§ **WHAT THE TASK ASKS**: For this exercise, copy out each line of the material below that includes "Utama".

§ **DATA FOR THE TASK**:
§ §

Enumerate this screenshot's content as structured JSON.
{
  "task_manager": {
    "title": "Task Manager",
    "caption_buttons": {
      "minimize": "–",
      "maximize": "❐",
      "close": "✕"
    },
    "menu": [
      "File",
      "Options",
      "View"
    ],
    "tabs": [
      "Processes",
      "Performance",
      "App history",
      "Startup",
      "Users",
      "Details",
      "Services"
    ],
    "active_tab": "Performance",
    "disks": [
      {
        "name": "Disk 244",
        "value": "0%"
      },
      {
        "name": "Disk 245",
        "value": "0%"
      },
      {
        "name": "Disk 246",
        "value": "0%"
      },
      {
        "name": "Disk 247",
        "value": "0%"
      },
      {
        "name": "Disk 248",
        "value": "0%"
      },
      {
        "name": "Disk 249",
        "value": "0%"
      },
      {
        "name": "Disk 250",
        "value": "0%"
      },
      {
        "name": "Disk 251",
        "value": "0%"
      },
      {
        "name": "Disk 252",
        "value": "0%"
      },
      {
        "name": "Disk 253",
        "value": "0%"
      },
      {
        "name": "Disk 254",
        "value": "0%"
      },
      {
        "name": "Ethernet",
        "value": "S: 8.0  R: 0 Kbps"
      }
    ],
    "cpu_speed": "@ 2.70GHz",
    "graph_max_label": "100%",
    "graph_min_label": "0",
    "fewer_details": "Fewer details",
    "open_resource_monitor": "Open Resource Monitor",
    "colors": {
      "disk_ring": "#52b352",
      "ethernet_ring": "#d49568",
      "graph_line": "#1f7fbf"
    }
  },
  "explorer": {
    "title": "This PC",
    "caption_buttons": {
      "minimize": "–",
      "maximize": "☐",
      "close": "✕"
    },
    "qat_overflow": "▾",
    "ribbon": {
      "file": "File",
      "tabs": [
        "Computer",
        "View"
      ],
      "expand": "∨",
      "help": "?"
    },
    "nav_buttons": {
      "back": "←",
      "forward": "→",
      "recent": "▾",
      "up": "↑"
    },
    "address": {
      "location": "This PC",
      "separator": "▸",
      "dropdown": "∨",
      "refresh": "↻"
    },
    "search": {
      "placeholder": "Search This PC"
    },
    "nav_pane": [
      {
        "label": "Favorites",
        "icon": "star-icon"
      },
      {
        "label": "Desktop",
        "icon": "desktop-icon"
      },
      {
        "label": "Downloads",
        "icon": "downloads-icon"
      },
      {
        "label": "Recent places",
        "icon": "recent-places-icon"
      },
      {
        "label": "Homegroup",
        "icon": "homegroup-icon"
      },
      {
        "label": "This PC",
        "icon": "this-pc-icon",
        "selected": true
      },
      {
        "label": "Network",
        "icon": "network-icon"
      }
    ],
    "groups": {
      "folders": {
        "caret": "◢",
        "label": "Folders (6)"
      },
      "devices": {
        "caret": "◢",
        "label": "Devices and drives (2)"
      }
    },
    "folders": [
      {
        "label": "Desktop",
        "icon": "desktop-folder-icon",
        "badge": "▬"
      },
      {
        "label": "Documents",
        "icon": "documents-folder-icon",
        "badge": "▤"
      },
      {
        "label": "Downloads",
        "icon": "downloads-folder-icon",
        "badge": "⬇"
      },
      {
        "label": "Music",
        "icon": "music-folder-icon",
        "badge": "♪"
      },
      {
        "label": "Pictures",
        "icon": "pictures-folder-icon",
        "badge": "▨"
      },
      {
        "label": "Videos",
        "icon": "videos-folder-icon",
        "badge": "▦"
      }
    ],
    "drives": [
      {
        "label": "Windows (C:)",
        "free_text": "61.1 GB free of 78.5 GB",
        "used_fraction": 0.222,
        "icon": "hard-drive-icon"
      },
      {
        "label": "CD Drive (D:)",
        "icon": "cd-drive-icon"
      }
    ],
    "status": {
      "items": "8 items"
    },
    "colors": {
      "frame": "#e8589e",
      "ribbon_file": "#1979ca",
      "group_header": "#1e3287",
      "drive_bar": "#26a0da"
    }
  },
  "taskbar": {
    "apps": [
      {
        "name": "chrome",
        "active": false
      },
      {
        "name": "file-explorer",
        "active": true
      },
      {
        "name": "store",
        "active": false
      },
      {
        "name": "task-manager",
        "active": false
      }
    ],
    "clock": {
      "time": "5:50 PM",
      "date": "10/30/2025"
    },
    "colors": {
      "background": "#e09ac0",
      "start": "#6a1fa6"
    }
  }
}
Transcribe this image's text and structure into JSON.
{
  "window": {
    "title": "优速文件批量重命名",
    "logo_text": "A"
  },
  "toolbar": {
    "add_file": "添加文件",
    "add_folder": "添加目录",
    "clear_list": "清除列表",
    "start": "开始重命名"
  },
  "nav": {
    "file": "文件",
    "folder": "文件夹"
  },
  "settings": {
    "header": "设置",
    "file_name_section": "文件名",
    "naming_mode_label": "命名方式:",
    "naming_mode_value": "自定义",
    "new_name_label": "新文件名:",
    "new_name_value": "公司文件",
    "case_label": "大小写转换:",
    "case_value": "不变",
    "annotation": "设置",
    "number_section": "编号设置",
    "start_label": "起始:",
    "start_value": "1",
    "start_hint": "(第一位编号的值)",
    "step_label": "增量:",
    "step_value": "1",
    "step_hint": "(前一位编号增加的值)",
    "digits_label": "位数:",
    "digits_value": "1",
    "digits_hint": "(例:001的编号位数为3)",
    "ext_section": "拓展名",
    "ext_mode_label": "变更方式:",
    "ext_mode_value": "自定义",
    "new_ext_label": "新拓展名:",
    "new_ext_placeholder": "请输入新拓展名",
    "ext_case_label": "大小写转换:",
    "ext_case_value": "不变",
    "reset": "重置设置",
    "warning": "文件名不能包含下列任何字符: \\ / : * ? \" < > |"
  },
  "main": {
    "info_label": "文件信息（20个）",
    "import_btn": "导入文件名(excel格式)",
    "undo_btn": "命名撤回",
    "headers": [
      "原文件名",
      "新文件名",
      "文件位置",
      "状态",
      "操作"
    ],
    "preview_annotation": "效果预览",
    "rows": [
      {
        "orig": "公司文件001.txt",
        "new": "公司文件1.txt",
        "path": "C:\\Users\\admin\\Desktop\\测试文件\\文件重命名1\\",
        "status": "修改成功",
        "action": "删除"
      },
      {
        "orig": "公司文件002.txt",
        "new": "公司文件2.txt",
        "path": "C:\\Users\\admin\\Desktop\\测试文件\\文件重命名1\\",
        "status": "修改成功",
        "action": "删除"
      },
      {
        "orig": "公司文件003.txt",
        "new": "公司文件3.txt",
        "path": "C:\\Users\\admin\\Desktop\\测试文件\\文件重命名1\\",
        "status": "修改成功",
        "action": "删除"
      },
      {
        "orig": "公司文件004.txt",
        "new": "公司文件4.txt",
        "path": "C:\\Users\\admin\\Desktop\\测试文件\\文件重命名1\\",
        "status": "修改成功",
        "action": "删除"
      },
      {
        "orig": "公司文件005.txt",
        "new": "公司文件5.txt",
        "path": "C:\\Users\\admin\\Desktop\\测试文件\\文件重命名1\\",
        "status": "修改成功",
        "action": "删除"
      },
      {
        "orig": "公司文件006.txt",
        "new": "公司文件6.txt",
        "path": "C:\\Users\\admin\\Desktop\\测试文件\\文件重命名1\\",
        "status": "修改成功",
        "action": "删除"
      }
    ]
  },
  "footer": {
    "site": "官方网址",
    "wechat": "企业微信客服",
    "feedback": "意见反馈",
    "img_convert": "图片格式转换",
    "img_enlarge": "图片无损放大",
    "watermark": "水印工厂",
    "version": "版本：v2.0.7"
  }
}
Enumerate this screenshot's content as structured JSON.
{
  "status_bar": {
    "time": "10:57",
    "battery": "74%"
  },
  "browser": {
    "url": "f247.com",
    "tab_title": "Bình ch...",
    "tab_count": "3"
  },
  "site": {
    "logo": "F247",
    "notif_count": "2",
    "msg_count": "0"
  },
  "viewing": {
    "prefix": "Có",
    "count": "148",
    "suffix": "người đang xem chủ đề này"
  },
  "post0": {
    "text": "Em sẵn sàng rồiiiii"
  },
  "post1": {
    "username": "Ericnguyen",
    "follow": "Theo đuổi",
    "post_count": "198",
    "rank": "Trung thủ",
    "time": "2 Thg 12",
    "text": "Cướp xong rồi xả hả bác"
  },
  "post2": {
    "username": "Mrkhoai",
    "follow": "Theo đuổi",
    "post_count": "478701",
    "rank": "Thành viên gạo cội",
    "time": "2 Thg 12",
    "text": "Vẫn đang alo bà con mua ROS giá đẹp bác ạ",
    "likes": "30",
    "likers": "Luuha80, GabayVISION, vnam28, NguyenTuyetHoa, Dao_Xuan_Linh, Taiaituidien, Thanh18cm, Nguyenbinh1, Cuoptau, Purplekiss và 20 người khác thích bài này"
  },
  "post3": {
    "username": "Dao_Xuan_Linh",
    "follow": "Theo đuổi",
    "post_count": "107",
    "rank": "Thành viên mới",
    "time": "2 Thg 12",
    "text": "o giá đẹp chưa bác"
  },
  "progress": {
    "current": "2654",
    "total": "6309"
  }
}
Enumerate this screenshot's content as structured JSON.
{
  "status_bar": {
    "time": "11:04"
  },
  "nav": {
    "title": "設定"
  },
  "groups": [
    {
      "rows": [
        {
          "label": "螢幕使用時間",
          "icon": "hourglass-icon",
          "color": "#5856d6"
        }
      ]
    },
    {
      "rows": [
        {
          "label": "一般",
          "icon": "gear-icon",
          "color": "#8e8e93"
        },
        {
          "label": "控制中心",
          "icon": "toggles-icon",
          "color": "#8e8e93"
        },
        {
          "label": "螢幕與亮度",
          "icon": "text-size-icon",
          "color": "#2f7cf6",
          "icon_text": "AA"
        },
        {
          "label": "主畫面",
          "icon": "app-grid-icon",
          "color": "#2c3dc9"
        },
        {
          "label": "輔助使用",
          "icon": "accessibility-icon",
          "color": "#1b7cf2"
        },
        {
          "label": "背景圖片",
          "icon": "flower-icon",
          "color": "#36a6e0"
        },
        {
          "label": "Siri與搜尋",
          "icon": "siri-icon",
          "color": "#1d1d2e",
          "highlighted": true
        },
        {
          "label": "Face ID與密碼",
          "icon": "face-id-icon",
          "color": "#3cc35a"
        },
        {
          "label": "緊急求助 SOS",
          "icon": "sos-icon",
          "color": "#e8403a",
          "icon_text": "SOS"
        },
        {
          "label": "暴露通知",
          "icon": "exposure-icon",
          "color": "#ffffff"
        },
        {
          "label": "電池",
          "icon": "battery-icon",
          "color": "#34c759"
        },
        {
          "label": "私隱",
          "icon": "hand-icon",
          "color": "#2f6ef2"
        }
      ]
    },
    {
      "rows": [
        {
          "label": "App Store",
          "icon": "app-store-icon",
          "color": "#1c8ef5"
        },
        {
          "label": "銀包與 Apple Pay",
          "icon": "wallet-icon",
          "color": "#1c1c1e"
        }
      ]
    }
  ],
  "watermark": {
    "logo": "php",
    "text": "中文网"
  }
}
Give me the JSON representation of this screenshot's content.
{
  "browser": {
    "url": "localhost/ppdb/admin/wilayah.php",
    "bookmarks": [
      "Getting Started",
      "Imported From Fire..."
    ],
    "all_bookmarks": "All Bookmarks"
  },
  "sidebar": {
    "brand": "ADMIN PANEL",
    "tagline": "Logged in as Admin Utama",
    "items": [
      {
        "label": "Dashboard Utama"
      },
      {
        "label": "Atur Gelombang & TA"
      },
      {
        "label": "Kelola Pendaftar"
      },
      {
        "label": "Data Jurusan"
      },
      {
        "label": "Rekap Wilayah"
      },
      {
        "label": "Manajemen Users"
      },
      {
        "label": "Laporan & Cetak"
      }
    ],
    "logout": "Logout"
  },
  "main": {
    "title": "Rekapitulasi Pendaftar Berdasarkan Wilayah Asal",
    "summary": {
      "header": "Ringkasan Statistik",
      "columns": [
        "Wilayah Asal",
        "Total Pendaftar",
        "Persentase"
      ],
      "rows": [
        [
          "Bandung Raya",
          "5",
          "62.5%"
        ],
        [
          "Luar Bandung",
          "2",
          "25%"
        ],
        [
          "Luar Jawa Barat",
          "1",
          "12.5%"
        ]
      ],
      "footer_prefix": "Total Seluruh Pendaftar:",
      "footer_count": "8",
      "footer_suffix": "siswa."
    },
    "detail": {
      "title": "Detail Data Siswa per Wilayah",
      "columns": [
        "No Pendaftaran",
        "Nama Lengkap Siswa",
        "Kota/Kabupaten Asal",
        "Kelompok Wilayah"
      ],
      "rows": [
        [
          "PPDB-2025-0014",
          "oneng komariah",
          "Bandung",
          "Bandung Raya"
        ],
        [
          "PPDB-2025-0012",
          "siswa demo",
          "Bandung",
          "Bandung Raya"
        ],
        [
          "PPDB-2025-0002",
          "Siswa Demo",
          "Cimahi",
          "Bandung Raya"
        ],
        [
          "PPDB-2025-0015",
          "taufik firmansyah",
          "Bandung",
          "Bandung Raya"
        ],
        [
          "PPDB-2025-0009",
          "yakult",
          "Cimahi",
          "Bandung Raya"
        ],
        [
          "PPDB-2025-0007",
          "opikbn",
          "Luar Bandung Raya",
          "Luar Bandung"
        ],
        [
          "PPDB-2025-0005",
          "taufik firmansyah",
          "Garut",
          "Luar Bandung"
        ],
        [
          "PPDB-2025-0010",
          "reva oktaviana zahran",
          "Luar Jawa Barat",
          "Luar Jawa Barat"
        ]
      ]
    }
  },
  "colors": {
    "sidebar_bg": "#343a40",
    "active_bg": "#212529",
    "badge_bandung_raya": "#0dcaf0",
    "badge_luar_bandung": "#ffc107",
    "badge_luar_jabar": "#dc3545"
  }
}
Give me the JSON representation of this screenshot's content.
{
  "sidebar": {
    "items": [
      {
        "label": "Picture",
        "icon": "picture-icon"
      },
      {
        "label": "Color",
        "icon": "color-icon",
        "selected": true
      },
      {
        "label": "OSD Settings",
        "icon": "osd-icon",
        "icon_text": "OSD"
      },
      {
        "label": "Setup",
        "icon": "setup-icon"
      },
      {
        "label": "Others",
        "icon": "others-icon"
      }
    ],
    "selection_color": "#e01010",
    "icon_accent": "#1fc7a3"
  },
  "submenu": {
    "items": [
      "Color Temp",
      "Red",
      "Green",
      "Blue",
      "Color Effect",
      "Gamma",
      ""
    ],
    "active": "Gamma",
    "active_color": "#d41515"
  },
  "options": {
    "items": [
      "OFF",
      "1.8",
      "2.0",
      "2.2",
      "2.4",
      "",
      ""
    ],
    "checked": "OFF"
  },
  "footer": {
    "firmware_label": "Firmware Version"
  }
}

§ §

§ **WORKED SOLUTION**:
    "tagline": "Logged in as Admin Utama",
        "label": "Dashboard Utama"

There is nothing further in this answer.